# Required work:
Your task is to print all of the data word for word.

◇ ◇ ◇ ◇

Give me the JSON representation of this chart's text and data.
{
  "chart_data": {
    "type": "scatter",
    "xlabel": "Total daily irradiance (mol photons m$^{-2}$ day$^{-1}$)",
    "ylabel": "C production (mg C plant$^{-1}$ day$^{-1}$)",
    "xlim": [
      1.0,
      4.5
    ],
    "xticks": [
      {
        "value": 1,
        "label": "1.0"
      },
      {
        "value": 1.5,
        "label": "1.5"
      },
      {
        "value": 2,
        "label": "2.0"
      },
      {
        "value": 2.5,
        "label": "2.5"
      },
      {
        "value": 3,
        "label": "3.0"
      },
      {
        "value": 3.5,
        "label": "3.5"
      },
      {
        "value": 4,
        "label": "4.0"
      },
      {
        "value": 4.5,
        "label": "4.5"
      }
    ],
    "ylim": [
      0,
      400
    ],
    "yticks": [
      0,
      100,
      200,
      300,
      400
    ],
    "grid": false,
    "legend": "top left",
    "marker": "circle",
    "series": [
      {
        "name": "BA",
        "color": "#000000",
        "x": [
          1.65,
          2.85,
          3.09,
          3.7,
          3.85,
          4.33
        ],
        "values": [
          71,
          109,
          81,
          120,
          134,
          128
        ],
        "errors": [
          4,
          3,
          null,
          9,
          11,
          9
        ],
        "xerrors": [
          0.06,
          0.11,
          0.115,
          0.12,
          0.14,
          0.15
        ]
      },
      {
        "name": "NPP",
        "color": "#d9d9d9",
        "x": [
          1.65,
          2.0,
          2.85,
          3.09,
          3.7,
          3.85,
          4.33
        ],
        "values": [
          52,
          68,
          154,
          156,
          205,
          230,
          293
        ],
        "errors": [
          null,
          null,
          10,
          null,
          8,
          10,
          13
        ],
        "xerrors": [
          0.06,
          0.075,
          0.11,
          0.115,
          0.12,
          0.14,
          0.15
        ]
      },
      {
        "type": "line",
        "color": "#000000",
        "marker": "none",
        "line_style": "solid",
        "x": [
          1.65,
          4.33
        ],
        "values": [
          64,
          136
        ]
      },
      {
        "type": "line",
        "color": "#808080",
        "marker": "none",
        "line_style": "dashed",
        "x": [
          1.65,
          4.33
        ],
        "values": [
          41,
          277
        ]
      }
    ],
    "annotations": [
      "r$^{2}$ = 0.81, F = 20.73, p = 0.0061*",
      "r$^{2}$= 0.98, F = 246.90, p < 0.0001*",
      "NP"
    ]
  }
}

◇ ◇ ◇ ◇

# Reply:
Give me the JSON representation of this chart's text and data.
{
  "chart_data": {
    "type": "scatter",
    "xlabel": "Total daily irradiance (mol photons m$^{-2}$ day$^{-1}$)",
    "ylabel": "C production (mg C plant$^{-1}$ day$^{-1}$)",
    "xlim": [
      1.0,
      4.5
    ],
    "xticks": [
      {
        "value": 1,
        "label": "1.0"
      },
      {
        "value": 1.5,
        "label": "1.5"
      },
      {
        "value": 2,
        "label": "2.0"
      },
      {
        "value": 2.5,
        "label": "2.5"
      },
      {
        "value": 3,
        "label": "3.0"
      },
      {
        "value": 3.5,
        "label": "3.5"
      },
      {
        "value": 4,
        "label": "4.0"
      },
      {
        "value": 4.5,
        "label": "4.5"
      }
    ],
    "ylim": [
      0,
      400
    ],
    "yticks": [
      0,
      100,
      200,
      300,
      400
    ],
    "grid": false,
    "legend": "top left",
    "marker": "circle",
    "series": [
      {
        "name": "BA",
        "color": "#000000",
        "x": [
          1.65,
          2.85,
          3.09,
          3.7,
          3.85,
          4.33
        ],
        "values": [
          71,
          109,
          81,
          120,
          134,
          128
        ],
        "errors": [
          4,
          3,
          null,
          9,
          11,
          9
        ],
        "xerrors": [
          0.06,
          0.11,
          0.115,
          0.12,
          0.14,
          0.15
        ]
      },
      {
        "name": "NPP",
        "color": "#d9d9d9",
        "x": [
          1.65,
          2.0,
          2.85,
          3.09,
          3.7,
          3.85,
          4.33
        ],
        "values": [
          52,
          68,
          154,
          156,
          205,
          230,
          293
        ],
        "errors": [
          null,
          null,
          10,
          null,
          8,
          10,
          13
        ],
        "xerrors": [
          0.06,
          0.075,
          0.11,
          0.115,
          0.12,
          0.14,
          0.15
        ]
      },
      {
        "type": "line",
        "color": "#000000",
        "marker": "none",
        "line_style": "solid",
        "x": [
          1.65,
          4.33
        ],
        "values": [
          64,
          136
        ]
      },
      {
        "type": "line",
        "color": "#808080",
        "marker": "none",
        "line_style": "dashed",
        "x": [
          1.65,
          4.33
        ],
        "values": [
          41,
          277
        ]
      }
    ],
    "annotations": [
      "r$^{2}$ = 0.81, F = 20.73, p = 0.0061*",
      "r$^{2}$= 0.98, F = 246.90, p < 0.0001*",
      "NP"
    ]
  }
}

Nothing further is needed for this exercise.